### Exercise inputs:
=-=-=-=-=

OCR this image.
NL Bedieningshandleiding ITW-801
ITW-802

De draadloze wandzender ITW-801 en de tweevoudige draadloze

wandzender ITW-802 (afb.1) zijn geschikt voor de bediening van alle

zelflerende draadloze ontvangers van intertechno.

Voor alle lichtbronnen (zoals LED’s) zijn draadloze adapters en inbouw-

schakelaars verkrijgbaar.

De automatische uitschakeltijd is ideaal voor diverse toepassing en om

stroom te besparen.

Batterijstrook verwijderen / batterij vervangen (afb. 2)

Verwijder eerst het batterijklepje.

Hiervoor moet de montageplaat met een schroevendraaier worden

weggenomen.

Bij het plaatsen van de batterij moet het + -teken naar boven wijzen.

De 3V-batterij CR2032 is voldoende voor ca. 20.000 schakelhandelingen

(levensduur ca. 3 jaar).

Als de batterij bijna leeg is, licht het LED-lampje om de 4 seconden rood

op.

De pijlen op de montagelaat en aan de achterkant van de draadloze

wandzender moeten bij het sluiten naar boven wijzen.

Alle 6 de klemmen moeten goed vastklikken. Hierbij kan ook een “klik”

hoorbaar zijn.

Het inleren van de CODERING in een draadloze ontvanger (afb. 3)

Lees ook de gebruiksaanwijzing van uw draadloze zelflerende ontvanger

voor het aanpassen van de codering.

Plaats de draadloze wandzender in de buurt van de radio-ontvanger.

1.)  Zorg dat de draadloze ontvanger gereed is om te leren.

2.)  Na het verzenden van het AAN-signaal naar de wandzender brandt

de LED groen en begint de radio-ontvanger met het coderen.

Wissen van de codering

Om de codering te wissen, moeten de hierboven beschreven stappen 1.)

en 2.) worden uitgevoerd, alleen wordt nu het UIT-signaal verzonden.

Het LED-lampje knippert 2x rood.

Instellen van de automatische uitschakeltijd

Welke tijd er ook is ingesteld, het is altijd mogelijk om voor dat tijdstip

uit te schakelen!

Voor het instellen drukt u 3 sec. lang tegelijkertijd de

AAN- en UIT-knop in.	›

=-=-=-=-=

### Problem requirements:
What's needed is a word-for-word restatement of all the entries.

### Exercise solution:
OCR this image.
NL Bedieningshandleiding ITW-801
ITW-802

De draadloze wandzender ITW-801 en de tweevoudige draadloze

wandzender ITW-802 (afb.1) zijn geschikt voor de bediening van alle

zelflerende draadloze ontvangers van intertechno.

Voor alle lichtbronnen (zoals LED’s) zijn draadloze adapters en inbouw-

schakelaars verkrijgbaar.

De automatische uitschakeltijd is ideaal voor diverse toepassing en om

stroom te besparen.

Batterijstrook verwijderen / batterij vervangen (afb. 2)

Verwijder eerst het batterijklepje.

Hiervoor moet de montageplaat met een schroevendraaier worden

weggenomen.

Bij het plaatsen van de batterij moet het + -teken naar boven wijzen.

De 3V-batterij CR2032 is voldoende voor ca. 20.000 schakelhandelingen

(levensduur ca. 3 jaar).

Als de batterij bijna leeg is, licht het LED-lampje om de 4 seconden rood

op.

De pijlen op de montagelaat en aan de achterkant van de draadloze

wandzender moeten bij het sluiten naar boven wijzen.

Alle 6 de klemmen moeten goed vastklikken. Hierbij kan ook een “klik”

hoorbaar zijn.

Het inleren van de CODERING in een draadloze ontvanger (afb. 3)

Lees ook de gebruiksaanwijzing van uw draadloze zelflerende ontvanger

voor het aanpassen van de codering.

Plaats de draadloze wandzender in de buurt van de radio-ontvanger.

1.)  Zorg dat de draadloze ontvanger gereed is om te leren.

2.)  Na het verzenden van het AAN-signaal naar de wandzender brandt

de LED groen en begint de radio-ontvanger met het coderen.

Wissen van de codering

Om de codering te wissen, moeten de hierboven beschreven stappen 1.)

en 2.) worden uitgevoerd, alleen wordt nu het UIT-signaal verzonden.

Het LED-lampje knippert 2x rood.

Instellen van de automatische uitschakeltijd

Welke tijd er ook is ingesteld, het is altijd mogelijk om voor dat tijdstip

uit te schakelen!

Voor het instellen drukt u 3 sec. lang tegelijkertijd de

AAN- en UIT-knop in.	›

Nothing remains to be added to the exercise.